--- TEXT EXTRACT ---

Discussion:
Pushing down Joins, Aggregates and filters, and data distribution questions
(too old to reply)
Muhammad Gelbana
2017-06-01 12:17:34 UTC
Permalink
Raw Message
First of all, I was very happy to at last attend the hangouts meeting, I've
been trying to do so for quite sometime.

I know I confused most of you during the meeting but that's because my
requirements aren't crystal clear at the moment and I'm still learning what
Drill can do. Hopefully I learn enough so I would be confident about the
options I have when I need to make implementation decisions.

Now to the point, and let me restate my case..

We have a proprietary datasource that can perform limits, aggregations,
filters and joins very fast. This datasource can handle SQL queries but not
all possible SQL syntax. I've been successful, so far, to pushdown joins,
filters and limits, but I'm still struggling with aggregates. I've sent an
email about aggregates to Calcite's mailing list.

---

WHAT THIS EXERCISE ASKS =
**1)** In the forum post on pushing down joins and aggregates, rewrite the passage from "I know I confused" to "restate my case.." so that "Apache Drill" takes the place of "Drill".
**2)** Answer these questions about the forum post on pushing down joins and aggregates:
(a) What meeting did the author finally attend?
(b) Which operations can the proprietary datasource perform very fast?
(c) To whose mailing list did the author send an email about aggregates?
**3)** Write the next part of the forum post on pushing down joins, aggregates and filters, picking up after its last sentence.

--- DATA RECORDS ---

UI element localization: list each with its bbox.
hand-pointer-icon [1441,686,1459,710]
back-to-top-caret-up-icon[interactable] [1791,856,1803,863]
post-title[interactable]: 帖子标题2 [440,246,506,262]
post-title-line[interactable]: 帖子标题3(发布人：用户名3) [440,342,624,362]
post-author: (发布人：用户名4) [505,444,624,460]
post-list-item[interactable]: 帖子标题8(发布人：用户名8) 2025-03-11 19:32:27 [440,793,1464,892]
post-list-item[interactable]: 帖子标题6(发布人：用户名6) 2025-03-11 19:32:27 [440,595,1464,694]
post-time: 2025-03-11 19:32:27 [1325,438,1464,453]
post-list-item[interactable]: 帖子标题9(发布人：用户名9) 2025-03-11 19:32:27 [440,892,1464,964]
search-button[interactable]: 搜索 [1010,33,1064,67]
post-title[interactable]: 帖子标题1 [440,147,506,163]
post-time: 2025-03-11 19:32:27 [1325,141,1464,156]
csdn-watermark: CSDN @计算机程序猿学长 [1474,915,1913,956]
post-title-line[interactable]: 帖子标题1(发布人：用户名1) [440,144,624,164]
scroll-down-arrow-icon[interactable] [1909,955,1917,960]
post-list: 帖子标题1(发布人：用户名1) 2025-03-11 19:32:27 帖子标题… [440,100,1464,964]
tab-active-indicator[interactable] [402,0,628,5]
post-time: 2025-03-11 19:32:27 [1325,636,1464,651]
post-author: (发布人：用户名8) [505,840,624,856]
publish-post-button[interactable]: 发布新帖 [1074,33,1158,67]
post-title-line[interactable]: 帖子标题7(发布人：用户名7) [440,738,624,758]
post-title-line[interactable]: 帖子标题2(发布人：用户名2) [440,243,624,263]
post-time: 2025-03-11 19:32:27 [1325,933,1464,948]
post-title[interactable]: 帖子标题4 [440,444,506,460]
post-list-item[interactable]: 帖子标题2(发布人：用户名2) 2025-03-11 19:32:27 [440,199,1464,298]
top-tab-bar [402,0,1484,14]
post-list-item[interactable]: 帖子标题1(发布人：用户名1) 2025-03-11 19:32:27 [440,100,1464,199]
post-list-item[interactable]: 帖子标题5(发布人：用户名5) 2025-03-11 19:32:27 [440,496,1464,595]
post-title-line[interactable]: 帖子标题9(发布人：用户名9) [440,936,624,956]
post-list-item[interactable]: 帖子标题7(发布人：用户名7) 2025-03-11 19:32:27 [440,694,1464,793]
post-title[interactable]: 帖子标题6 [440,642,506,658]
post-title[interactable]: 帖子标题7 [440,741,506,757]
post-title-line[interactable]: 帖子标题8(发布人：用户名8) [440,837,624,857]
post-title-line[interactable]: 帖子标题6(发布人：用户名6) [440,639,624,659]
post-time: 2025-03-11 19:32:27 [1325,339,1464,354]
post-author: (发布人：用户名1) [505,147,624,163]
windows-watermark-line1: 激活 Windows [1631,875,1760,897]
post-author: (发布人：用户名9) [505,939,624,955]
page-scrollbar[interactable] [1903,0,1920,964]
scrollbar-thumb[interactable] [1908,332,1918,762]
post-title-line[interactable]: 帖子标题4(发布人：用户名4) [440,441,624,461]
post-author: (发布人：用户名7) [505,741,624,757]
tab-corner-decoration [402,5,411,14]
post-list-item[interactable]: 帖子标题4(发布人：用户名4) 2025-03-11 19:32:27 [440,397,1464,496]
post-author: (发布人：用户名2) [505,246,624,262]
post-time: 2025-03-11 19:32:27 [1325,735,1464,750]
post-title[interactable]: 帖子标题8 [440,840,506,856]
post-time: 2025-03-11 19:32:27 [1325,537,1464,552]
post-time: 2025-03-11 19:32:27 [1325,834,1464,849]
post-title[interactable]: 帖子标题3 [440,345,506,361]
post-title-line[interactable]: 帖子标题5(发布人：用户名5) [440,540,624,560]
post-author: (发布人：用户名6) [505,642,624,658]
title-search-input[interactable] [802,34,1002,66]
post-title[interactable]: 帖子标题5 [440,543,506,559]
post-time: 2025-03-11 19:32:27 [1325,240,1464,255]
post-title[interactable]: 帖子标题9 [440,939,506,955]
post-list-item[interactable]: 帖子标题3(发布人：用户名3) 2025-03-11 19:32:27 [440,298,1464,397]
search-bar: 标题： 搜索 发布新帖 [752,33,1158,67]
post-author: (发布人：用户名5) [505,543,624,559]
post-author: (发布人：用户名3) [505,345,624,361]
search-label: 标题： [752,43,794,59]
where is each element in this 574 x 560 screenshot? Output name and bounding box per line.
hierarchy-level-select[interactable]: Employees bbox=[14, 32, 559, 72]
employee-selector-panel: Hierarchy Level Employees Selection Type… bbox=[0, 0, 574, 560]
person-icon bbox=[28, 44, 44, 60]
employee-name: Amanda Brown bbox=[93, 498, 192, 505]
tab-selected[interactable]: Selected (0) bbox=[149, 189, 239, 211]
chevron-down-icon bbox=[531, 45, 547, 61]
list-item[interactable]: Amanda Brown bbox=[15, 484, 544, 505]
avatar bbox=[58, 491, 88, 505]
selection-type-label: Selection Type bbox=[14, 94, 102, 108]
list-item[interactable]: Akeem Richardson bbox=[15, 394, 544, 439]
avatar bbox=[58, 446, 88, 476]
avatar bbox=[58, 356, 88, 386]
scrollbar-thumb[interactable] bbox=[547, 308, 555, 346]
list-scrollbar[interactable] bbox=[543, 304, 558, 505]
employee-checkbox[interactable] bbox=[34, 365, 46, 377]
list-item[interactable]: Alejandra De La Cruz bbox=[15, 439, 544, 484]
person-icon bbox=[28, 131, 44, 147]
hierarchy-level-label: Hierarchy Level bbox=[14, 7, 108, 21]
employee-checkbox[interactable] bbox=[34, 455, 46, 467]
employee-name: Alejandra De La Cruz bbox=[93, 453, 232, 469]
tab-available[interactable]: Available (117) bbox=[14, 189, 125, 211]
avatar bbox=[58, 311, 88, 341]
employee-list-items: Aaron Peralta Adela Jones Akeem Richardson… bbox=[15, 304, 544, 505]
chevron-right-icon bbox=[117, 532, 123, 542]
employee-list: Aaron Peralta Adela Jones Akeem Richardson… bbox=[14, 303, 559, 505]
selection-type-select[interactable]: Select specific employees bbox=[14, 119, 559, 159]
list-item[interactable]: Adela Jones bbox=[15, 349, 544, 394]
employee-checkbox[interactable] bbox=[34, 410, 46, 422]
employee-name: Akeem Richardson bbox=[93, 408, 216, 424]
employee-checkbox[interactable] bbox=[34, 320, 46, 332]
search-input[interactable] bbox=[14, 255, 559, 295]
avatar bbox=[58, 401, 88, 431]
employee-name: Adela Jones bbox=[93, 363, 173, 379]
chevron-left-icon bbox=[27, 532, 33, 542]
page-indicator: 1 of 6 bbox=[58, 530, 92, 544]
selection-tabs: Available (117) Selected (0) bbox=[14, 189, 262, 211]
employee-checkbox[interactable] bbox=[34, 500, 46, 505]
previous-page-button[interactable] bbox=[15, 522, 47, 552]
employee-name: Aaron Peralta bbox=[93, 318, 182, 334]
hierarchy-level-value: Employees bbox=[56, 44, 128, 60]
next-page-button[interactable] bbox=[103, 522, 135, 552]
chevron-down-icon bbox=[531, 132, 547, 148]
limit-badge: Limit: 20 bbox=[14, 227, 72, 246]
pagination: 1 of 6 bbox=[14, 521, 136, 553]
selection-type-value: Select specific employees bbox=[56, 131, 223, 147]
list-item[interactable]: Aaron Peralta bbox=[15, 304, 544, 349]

---

OUTPUTS FOR THE TASKS =
**1)**
I know I confused most of you during the meeting but that's because my
requirements aren't crystal clear at the moment and I'm still learning what
Apache Drill can do. Hopefully I learn enough so I would be confident about the
options I have when I need to make implementation decisions.

Now to the point, and let me restate my case..

**2)**
(a) The hangouts meeting.
(b) Limits, aggregations, filters and joins.
(c) Calcite's mailing list.

**3)**
The amount of data this datasource may be required to process can be
billions of records and 100s of GBs of data. So we are looking forward to
distribute this data among multiple servers to overcome storage limitations
and maximize throughput.

This distribution can be just duplicating the data to maximize throughput,
so each server will have the same set of data, *or* records may be
distributed among different servers, without duplication among these
servers because a single server may not be able to hold all the data. So
some tables may be duplicated and some tables may be distributed among
servers. Let's assume that the distribution details of each table is
available for the plugin.

Now I understand that for Drill to implement a query, it supports a
set of physical
operators <https://drill.apache.org/docs/physical-operators/>. These
operators logic\code is generated at runtime and it's distributed among a
Drill cluster to be compiled and executed.

So to scan a table distributed\duplicated among 3 servers, I may want to
configure Drill to execute *SELECT * FROM TABLE* by running the same query
with an extra filter (to read\scan a specific portion of the table if the
table is duplicated, to maximize throughput) or by running the query
without modifications but having Drill run the query multiple times, once
against each server. I assume this can be done by having the table's
*GroupScan* return 3 different *SubScan*s when the
*GroupScan.getSpecificScan(int)* is called multiple times, with different
parameters of course.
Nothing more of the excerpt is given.